** START **

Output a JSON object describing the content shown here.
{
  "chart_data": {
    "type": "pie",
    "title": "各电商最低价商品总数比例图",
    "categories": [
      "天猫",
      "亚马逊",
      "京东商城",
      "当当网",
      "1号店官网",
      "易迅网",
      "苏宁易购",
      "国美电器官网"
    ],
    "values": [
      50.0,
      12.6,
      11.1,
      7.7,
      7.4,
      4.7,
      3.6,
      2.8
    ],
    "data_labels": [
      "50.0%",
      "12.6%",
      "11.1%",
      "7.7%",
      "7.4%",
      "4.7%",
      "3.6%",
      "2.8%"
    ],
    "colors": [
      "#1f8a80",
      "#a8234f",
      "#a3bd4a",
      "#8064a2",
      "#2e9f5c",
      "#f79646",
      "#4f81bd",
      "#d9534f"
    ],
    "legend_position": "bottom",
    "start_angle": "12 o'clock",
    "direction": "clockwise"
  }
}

** END **

### Goal of the exercise
Repeat all the entries word for word.

### Correct answer
Output a JSON object describing the content shown here.
{
  "chart_data": {
    "type": "pie",
    "title": "各电商最低价商品总数比例图",
    "categories": [
      "天猫",
      "亚马逊",
      "京东商城",
      "当当网",
      "1号店官网",
      "易迅网",
      "苏宁易购",
      "国美电器官网"
    ],
    "values": [
      50.0,
      12.6,
      11.1,
      7.7,
      7.4,
      4.7,
      3.6,
      2.8
    ],
    "data_labels": [
      "50.0%",
      "12.6%",
      "11.1%",
      "7.7%",
      "7.4%",
      "4.7%",
      "3.6%",
      "2.8%"
    ],
    "colors": [
      "#1f8a80",
      "#a8234f",
      "#a3bd4a",
      "#8064a2",
      "#2e9f5c",
      "#f79646",
      "#4f81bd",
      "#d9534f"
    ],
    "legend_position": "bottom",
    "start_angle": "12 o'clock",
    "direction": "clockwise"
  }
}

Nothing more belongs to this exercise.